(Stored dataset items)

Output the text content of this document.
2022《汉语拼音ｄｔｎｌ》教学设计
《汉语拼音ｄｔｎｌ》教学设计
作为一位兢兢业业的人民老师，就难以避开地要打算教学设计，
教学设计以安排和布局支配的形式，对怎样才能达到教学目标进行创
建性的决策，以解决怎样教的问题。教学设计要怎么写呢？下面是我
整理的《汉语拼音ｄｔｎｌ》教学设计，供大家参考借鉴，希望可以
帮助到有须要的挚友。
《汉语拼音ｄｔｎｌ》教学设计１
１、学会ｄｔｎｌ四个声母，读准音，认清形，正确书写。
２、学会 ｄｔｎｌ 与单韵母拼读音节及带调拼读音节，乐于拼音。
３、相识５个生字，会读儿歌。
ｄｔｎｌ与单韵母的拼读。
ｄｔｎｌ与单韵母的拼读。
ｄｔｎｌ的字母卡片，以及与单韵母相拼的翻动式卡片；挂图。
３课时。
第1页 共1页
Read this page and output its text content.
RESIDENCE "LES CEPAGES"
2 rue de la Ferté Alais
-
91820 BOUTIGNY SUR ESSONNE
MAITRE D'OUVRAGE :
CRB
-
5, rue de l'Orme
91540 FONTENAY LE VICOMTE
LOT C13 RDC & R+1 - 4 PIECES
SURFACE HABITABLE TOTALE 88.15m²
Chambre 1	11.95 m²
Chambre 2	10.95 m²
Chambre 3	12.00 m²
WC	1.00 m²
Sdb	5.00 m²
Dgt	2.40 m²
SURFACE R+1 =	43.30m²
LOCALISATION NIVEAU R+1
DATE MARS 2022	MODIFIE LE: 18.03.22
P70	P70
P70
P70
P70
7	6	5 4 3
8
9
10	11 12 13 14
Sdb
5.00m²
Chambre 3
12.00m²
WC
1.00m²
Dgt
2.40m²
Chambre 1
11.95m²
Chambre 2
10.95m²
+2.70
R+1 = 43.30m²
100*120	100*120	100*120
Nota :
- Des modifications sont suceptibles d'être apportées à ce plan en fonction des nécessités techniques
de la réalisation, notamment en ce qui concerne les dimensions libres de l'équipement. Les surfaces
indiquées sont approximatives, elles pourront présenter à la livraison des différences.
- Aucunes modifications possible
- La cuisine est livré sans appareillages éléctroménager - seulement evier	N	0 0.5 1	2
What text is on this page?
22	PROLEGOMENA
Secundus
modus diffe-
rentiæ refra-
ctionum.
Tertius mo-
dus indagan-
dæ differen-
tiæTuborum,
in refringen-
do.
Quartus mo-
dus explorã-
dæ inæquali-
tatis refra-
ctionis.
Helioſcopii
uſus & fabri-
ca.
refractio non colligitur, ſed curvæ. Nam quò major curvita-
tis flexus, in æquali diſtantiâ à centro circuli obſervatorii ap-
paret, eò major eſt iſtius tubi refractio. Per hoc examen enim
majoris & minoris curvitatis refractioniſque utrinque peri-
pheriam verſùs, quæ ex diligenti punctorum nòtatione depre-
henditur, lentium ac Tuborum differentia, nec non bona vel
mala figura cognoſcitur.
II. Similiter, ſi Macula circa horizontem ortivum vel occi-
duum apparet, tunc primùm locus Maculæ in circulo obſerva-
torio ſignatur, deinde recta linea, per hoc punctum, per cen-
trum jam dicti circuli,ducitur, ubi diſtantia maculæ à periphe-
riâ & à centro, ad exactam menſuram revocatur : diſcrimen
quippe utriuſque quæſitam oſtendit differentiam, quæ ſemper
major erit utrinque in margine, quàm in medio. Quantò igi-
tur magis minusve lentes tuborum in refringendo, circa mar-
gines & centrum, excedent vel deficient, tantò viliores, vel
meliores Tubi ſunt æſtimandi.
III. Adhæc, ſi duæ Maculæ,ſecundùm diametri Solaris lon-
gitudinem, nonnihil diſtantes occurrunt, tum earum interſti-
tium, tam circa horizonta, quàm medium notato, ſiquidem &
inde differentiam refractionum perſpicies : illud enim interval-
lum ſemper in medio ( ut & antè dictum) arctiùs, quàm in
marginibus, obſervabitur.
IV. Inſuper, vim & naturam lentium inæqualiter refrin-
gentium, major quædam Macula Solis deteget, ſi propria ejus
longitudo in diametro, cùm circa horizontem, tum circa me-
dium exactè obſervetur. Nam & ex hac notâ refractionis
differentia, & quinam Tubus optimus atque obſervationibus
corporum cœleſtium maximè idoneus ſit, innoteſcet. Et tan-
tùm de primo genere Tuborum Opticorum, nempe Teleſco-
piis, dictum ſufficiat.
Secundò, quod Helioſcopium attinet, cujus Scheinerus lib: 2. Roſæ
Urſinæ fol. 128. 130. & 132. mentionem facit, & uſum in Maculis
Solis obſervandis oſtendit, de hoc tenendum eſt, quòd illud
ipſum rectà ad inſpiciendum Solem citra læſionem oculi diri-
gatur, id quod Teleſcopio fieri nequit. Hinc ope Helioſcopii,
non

* **To be done**
List all lines from the entries that include the word "utrinque".

* **Correct answer**
majoris & minoris curvitatis refractioniſque utrinque peri-
major erit utrinque in margine, quàm in medio. Quantò igi-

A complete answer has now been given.